▶ [Data listing]:

================================

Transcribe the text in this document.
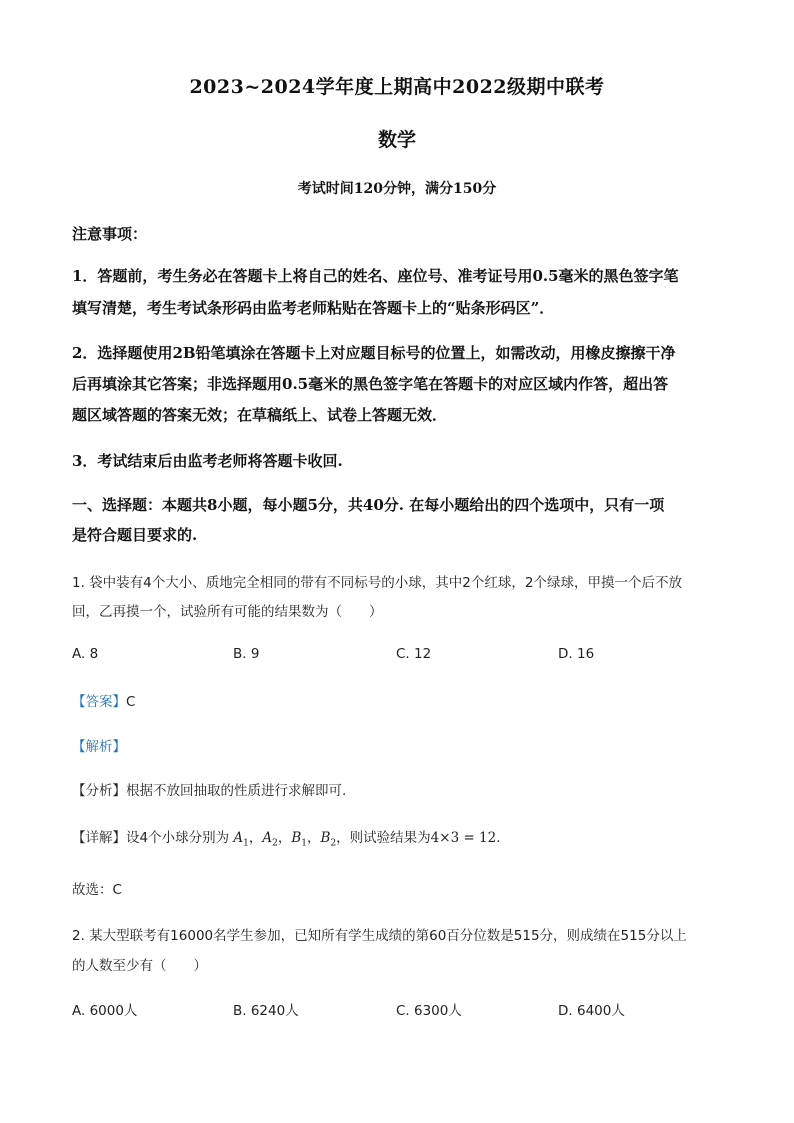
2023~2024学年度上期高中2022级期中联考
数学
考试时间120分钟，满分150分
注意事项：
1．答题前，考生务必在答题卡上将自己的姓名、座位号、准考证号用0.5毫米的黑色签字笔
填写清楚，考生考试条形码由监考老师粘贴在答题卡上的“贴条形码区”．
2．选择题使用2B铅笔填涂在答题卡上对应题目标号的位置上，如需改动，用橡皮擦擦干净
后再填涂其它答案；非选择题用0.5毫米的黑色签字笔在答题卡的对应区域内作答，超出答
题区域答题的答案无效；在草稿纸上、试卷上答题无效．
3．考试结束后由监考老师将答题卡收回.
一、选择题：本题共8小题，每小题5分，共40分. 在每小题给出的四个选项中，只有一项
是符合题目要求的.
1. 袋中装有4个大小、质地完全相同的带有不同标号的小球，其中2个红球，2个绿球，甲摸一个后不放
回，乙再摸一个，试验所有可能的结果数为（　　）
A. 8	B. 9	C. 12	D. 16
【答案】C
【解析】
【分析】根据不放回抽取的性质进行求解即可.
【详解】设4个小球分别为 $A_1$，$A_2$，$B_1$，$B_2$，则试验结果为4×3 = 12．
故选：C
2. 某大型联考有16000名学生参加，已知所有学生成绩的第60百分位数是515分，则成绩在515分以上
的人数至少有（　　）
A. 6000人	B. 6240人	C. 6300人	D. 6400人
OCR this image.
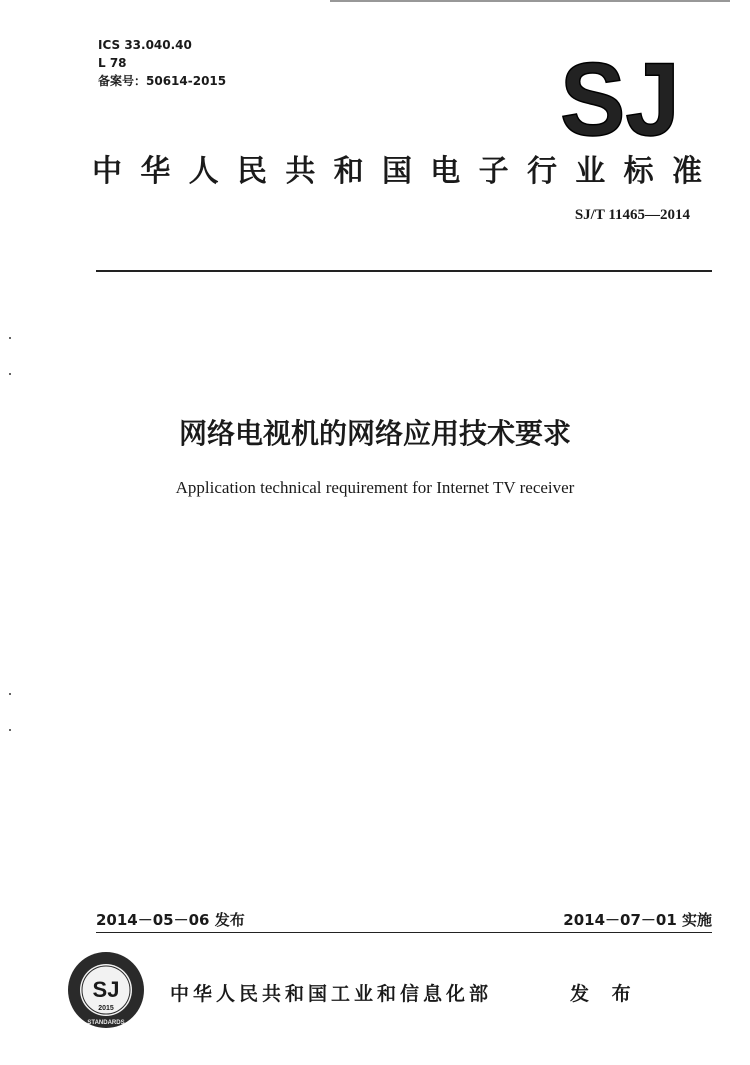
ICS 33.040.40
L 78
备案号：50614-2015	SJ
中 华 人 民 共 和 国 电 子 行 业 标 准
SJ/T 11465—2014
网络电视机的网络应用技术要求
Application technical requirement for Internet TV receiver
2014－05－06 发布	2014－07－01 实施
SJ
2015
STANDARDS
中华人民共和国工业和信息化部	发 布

================================

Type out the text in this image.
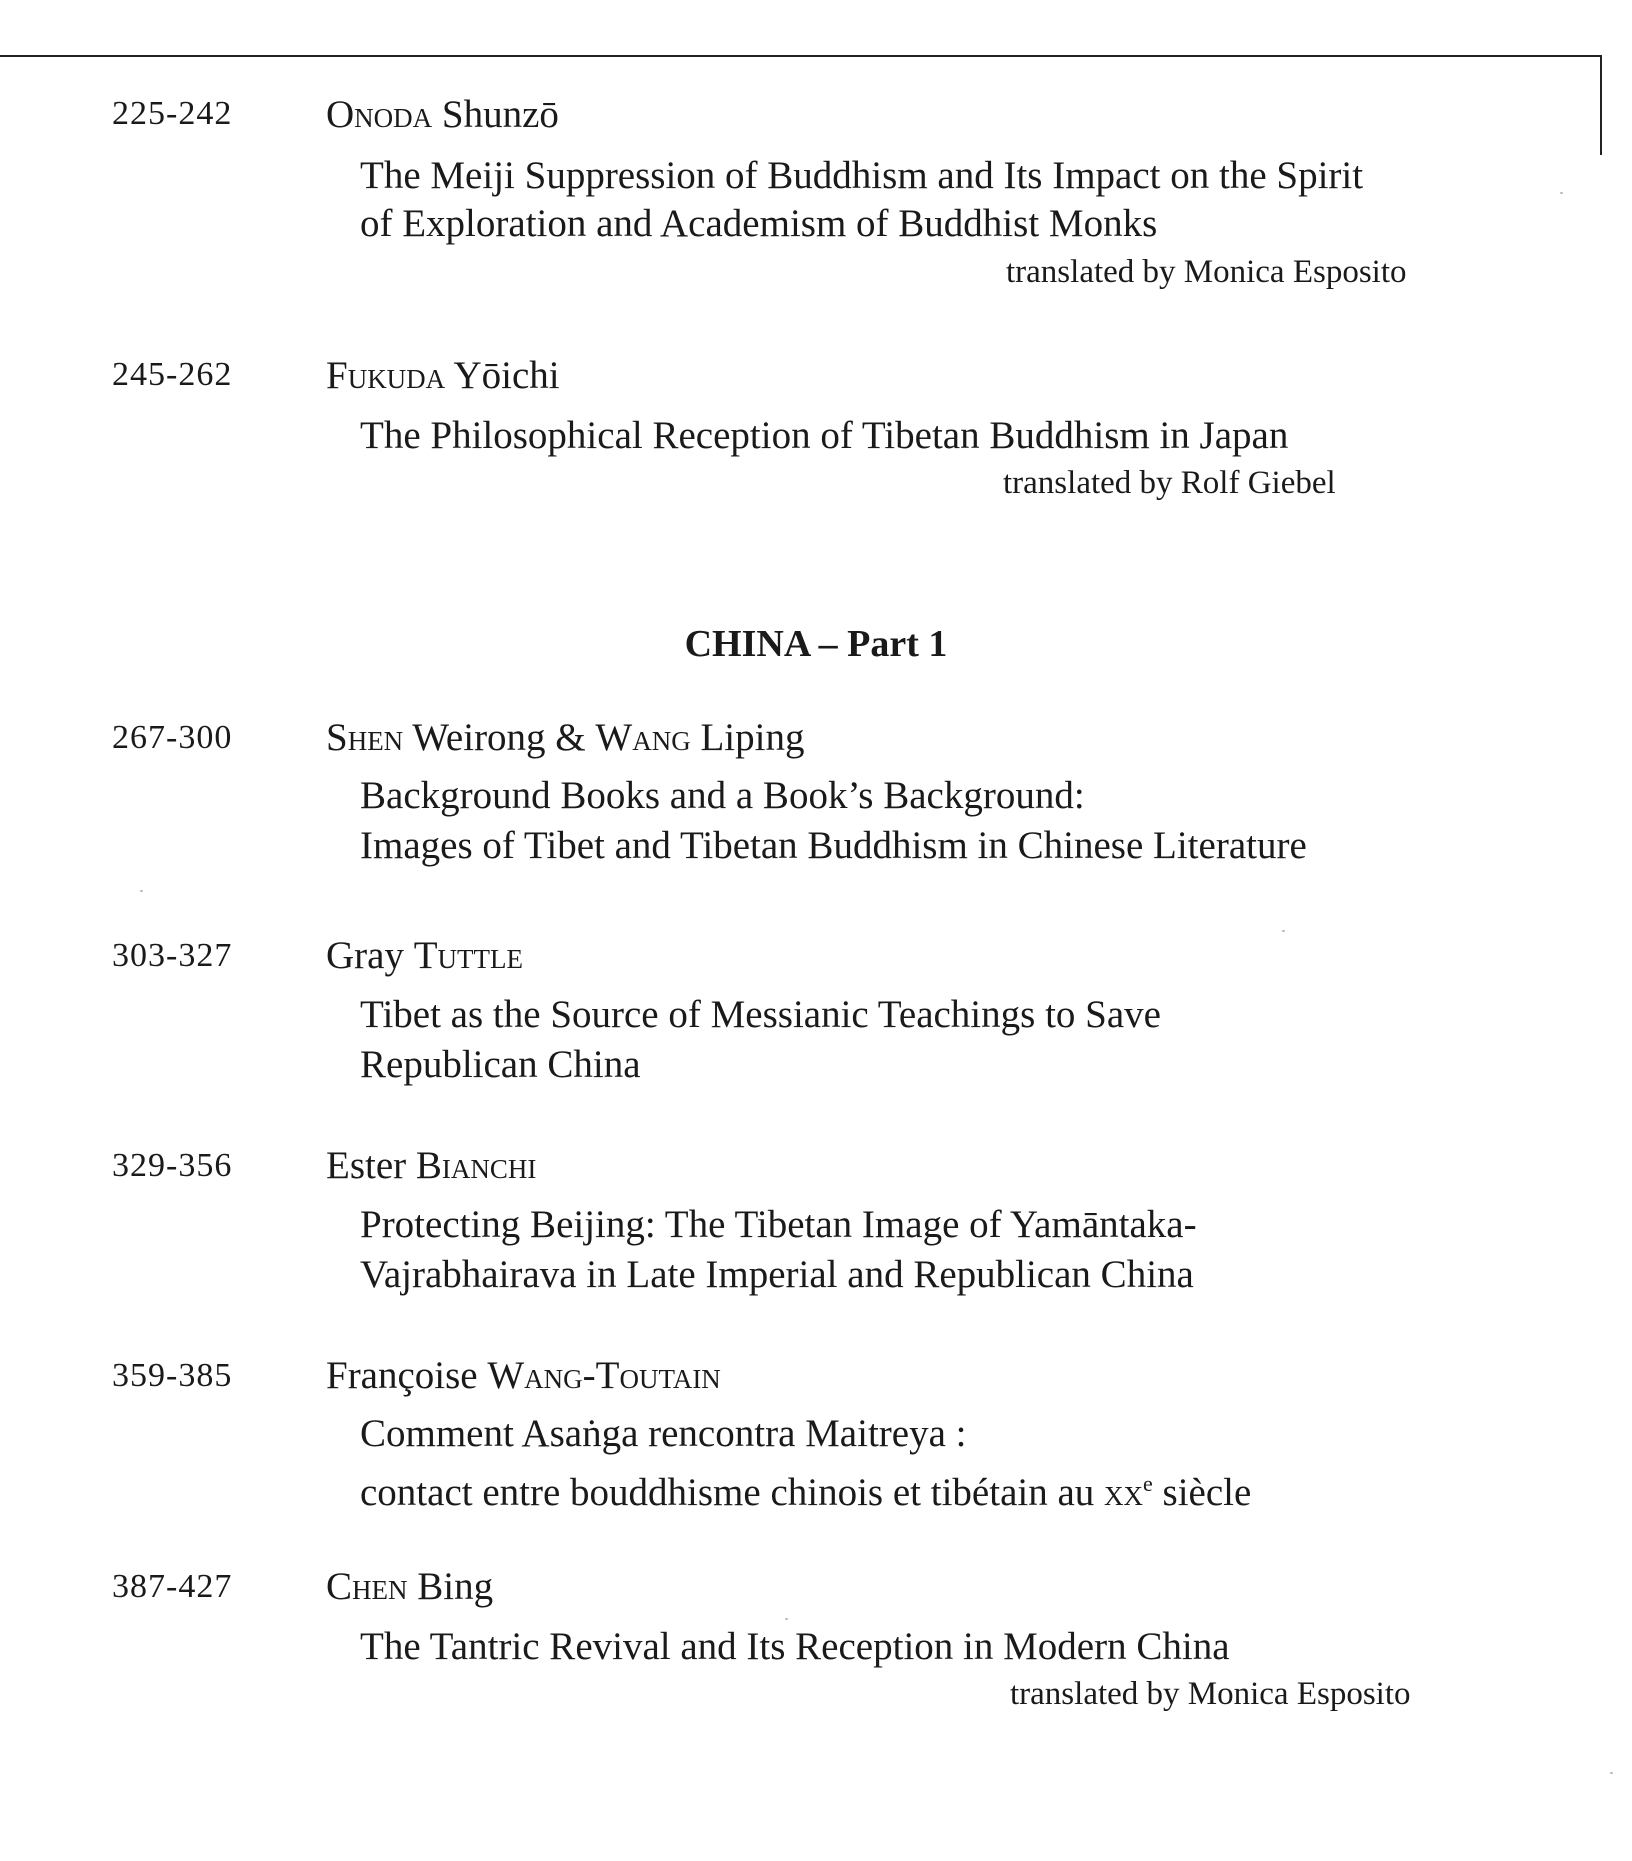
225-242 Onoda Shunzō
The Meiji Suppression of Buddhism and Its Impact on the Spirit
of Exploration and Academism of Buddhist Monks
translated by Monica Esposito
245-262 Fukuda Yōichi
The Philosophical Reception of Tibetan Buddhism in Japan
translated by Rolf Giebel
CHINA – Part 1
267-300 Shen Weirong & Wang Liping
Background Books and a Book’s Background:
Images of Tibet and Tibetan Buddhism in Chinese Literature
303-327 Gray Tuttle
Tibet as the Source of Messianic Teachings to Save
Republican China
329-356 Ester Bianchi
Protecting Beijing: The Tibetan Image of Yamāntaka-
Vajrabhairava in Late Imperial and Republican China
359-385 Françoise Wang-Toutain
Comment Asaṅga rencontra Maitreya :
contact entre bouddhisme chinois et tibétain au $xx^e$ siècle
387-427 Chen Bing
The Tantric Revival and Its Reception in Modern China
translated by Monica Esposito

================================

Copy, from the material above, each line in which the string "Republican" occurs.

▶ [Solution to this task]:
Republican China
Vajrabhairava in Late Imperial and Republican China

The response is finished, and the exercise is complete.